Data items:
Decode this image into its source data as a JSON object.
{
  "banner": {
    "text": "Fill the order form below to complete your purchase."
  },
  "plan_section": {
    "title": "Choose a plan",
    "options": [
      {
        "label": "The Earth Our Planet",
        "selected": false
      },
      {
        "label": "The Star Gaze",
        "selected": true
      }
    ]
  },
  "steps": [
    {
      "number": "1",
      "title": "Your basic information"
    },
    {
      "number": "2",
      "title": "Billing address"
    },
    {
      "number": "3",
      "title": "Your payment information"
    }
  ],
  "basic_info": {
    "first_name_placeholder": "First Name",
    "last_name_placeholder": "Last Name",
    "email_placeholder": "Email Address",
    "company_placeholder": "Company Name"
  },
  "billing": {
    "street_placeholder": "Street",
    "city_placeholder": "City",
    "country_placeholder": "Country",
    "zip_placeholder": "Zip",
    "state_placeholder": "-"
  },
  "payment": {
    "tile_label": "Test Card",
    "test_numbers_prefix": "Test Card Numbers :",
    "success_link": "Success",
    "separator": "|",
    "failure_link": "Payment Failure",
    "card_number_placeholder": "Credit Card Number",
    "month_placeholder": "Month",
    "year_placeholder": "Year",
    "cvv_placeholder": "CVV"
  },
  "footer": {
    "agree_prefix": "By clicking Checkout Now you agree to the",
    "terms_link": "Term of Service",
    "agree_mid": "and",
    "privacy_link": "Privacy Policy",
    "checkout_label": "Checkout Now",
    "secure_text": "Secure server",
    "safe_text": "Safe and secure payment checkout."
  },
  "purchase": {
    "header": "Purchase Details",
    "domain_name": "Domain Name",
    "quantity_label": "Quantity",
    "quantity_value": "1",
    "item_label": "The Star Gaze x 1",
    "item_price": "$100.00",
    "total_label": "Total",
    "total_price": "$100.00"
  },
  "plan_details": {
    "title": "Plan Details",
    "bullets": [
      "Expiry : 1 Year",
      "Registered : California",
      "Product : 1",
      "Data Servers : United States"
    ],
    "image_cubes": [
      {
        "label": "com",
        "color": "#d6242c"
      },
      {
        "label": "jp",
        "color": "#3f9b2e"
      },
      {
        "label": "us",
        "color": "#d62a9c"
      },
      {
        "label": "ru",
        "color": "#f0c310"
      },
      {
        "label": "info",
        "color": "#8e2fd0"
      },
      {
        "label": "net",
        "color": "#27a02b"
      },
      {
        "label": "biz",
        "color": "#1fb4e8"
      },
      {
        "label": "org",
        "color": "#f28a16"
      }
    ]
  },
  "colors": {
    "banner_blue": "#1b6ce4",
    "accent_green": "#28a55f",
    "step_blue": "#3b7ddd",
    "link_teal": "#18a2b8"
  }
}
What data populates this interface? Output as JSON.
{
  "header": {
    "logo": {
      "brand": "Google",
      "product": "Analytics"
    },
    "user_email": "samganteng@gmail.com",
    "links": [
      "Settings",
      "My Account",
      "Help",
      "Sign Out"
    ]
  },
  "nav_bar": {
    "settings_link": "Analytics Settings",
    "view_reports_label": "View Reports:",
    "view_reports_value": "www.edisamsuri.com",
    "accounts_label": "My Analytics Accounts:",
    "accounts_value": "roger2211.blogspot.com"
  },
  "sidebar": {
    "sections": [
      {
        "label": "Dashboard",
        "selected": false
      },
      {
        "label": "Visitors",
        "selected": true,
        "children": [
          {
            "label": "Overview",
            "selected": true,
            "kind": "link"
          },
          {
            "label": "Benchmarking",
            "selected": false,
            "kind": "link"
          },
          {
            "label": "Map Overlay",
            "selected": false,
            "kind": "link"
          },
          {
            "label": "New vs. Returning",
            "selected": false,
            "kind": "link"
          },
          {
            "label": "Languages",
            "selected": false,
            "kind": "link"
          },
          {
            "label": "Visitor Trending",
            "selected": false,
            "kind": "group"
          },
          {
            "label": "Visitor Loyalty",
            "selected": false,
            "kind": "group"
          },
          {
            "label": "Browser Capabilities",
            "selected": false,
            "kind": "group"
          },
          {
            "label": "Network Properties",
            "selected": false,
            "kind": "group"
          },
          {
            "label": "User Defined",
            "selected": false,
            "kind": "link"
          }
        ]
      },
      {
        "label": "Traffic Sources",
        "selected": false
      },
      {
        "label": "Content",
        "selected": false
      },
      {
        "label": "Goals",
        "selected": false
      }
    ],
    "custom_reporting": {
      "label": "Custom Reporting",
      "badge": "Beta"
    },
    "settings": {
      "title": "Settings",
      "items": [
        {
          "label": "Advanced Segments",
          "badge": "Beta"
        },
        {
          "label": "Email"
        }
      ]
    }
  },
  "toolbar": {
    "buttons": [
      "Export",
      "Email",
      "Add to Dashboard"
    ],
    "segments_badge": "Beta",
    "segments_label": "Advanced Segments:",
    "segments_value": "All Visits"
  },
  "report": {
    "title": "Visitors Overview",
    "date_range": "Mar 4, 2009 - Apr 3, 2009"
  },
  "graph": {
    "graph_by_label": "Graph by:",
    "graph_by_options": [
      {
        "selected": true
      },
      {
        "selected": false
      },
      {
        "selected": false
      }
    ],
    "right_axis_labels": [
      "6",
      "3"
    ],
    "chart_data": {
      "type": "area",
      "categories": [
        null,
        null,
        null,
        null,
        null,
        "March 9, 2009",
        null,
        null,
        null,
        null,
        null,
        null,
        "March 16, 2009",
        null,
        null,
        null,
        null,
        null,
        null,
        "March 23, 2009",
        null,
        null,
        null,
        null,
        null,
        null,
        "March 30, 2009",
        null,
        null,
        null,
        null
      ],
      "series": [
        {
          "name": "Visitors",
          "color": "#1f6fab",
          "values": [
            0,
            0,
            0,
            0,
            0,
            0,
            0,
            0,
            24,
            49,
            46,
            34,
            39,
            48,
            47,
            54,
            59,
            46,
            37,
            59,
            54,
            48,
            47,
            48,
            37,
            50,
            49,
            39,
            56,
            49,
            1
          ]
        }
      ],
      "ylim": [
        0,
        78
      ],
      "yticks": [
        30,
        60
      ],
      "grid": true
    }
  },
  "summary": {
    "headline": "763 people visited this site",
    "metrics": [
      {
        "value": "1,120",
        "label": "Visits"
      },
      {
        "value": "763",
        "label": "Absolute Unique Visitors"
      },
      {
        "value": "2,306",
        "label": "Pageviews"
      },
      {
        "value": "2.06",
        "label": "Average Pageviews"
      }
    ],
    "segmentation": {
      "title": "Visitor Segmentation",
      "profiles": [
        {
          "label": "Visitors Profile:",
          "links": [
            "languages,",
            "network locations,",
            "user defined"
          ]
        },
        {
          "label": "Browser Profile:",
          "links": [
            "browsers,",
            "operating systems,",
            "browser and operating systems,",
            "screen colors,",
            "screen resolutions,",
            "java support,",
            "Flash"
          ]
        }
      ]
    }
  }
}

> What is needed: Transcribe the entire listing above precisely.

> Result of the task:
Decode this image into its source data as a JSON object.
{
  "banner": {
    "text": "Fill the order form below to complete your purchase."
  },
  "plan_section": {
    "title": "Choose a plan",
    "options": [
      {
        "label": "The Earth Our Planet",
        "selected": false
      },
      {
        "label": "The Star Gaze",
        "selected": true
      }
    ]
  },
  "steps": [
    {
      "number": "1",
      "title": "Your basic information"
    },
    {
      "number": "2",
      "title": "Billing address"
    },
    {
      "number": "3",
      "title": "Your payment information"
    }
  ],
  "basic_info": {
    "first_name_placeholder": "First Name",
    "last_name_placeholder": "Last Name",
    "email_placeholder": "Email Address",
    "company_placeholder": "Company Name"
  },
  "billing": {
    "street_placeholder": "Street",
    "city_placeholder": "City",
    "country_placeholder": "Country",
    "zip_placeholder": "Zip",
    "state_placeholder": "-"
  },
  "payment": {
    "tile_label": "Test Card",
    "test_numbers_prefix": "Test Card Numbers :",
    "success_link": "Success",
    "separator": "|",
    "failure_link": "Payment Failure",
    "card_number_placeholder": "Credit Card Number",
    "month_placeholder": "Month",
    "year_placeholder": "Year",
    "cvv_placeholder": "CVV"
  },
  "footer": {
    "agree_prefix": "By clicking Checkout Now you agree to the",
    "terms_link": "Term of Service",
    "agree_mid": "and",
    "privacy_link": "Privacy Policy",
    "checkout_label": "Checkout Now",
    "secure_text": "Secure server",
    "safe_text": "Safe and secure payment checkout."
  },
  "purchase": {
    "header": "Purchase Details",
    "domain_name": "Domain Name",
    "quantity_label": "Quantity",
    "quantity_value": "1",
    "item_label": "The Star Gaze x 1",
    "item_price": "$100.00",
    "total_label": "Total",
    "total_price": "$100.00"
  },
  "plan_details": {
    "title": "Plan Details",
    "bullets": [
      "Expiry : 1 Year",
      "Registered : California",
      "Product : 1",
      "Data Servers : United States"
    ],
    "image_cubes": [
      {
        "label": "com",
        "color": "#d6242c"
      },
      {
        "label": "jp",
        "color": "#3f9b2e"
      },
      {
        "label": "us",
        "color": "#d62a9c"
      },
      {
        "label": "ru",
        "color": "#f0c310"
      },
      {
        "label": "info",
        "color": "#8e2fd0"
      },
      {
        "label": "net",
        "color": "#27a02b"
      },
      {
        "label": "biz",
        "color": "#1fb4e8"
      },
      {
        "label": "org",
        "color": "#f28a16"
      }
    ]
  },
  "colors": {
    "banner_blue": "#1b6ce4",
    "accent_green": "#28a55f",
    "step_blue": "#3b7ddd",
    "link_teal": "#18a2b8"
  }
}
What data populates this interface? Output as JSON.
{
  "header": {
    "logo": {
      "brand": "Google",
      "product": "Analytics"
    },
    "user_email": "samganteng@gmail.com",
    "links": [
      "Settings",
      "My Account",
      "Help",
      "Sign Out"
    ]
  },
  "nav_bar": {
    "settings_link": "Analytics Settings",
    "view_reports_label": "View Reports:",
    "view_reports_value": "www.edisamsuri.com",
    "accounts_label": "My Analytics Accounts:",
    "accounts_value": "roger2211.blogspot.com"
  },
  "sidebar": {
    "sections": [
      {
        "label": "Dashboard",
        "selected": false
      },
      {
        "label": "Visitors",
        "selected": true,
        "children": [
          {
            "label": "Overview",
            "selected": true,
            "kind": "link"
          },
          {
            "label": "Benchmarking",
            "selected": false,
            "kind": "link"
          },
          {
            "label": "Map Overlay",
            "selected": false,
            "kind": "link"
          },
          {
            "label": "New vs. Returning",
            "selected": false,
            "kind": "link"
          },
          {
            "label": "Languages",
            "selected": false,
            "kind": "link"
          },
          {
            "label": "Visitor Trending",
            "selected": false,
            "kind": "group"
          },
          {
            "label": "Visitor Loyalty",
            "selected": false,
            "kind": "group"
          },
          {
            "label": "Browser Capabilities",
            "selected": false,
            "kind": "group"
          },
          {
            "label": "Network Properties",
            "selected": false,
            "kind": "group"
          },
          {
            "label": "User Defined",
            "selected": false,
            "kind": "link"
          }
        ]
      },
      {
        "label": "Traffic Sources",
        "selected": false
      },
      {
        "label": "Content",
        "selected": false
      },
      {
        "label": "Goals",
        "selected": false
      }
    ],
    "custom_reporting": {
      "label": "Custom Reporting",
      "badge": "Beta"
    },
    "settings": {
      "title": "Settings",
      "items": [
        {
          "label": "Advanced Segments",
          "badge": "Beta"
        },
        {
          "label": "Email"
        }
      ]
    }
  },
  "toolbar": {
    "buttons": [
      "Export",
      "Email",
      "Add to Dashboard"
    ],
    "segments_badge": "Beta",
    "segments_label": "Advanced Segments:",
    "segments_value": "All Visits"
  },
  "report": {
    "title": "Visitors Overview",
    "date_range": "Mar 4, 2009 - Apr 3, 2009"
  },
  "graph": {
    "graph_by_label": "Graph by:",
    "graph_by_options": [
      {
        "selected": true
      },
      {
        "selected": false
      },
      {
        "selected": false
      }
    ],
    "right_axis_labels": [
      "6",
      "3"
    ],
    "chart_data": {
      "type": "area",
      "categories": [
        null,
        null,
        null,
        null,
        null,
        "March 9, 2009",
        null,
        null,
        null,
        null,
        null,
        null,
        "March 16, 2009",
        null,
        null,
        null,
        null,
        null,
        null,
        "March 23, 2009",
        null,
        null,
        null,
        null,
        null,
        null,
        "March 30, 2009",
        null,
        null,
        null,
        null
      ],
      "series": [
        {
          "name": "Visitors",
          "color": "#1f6fab",
          "values": [
            0,
            0,
            0,
            0,
            0,
            0,
            0,
            0,
            24,
            49,
            46,
            34,
            39,
            48,
            47,
            54,
            59,
            46,
            37,
            59,
            54,
            48,
            47,
            48,
            37,
            50,
            49,
            39,
            56,
            49,
            1
          ]
        }
      ],
      "ylim": [
        0,
        78
      ],
      "yticks": [
        30,
        60
      ],
      "grid": true
    }
  },
  "summary": {
    "headline": "763 people visited this site",
    "metrics": [
      {
        "value": "1,120",
        "label": "Visits"
      },
      {
        "value": "763",
        "label": "Absolute Unique Visitors"
      },
      {
        "value": "2,306",
        "label": "Pageviews"
      },
      {
        "value": "2.06",
        "label": "Average Pageviews"
      }
    ],
    "segmentation": {
      "title": "Visitor Segmentation",
      "profiles": [
        {
          "label": "Visitors Profile:",
          "links": [
            "languages,",
            "network locations,",
            "user defined"
          ]
        },
        {
          "label": "Browser Profile:",
          "links": [
            "browsers,",
            "operating systems,",
            "browser and operating systems,",
            "screen colors,",
            "screen resolutions,",
            "java support,",
            "Flash"
          ]
        }
      ]
    }
  }
}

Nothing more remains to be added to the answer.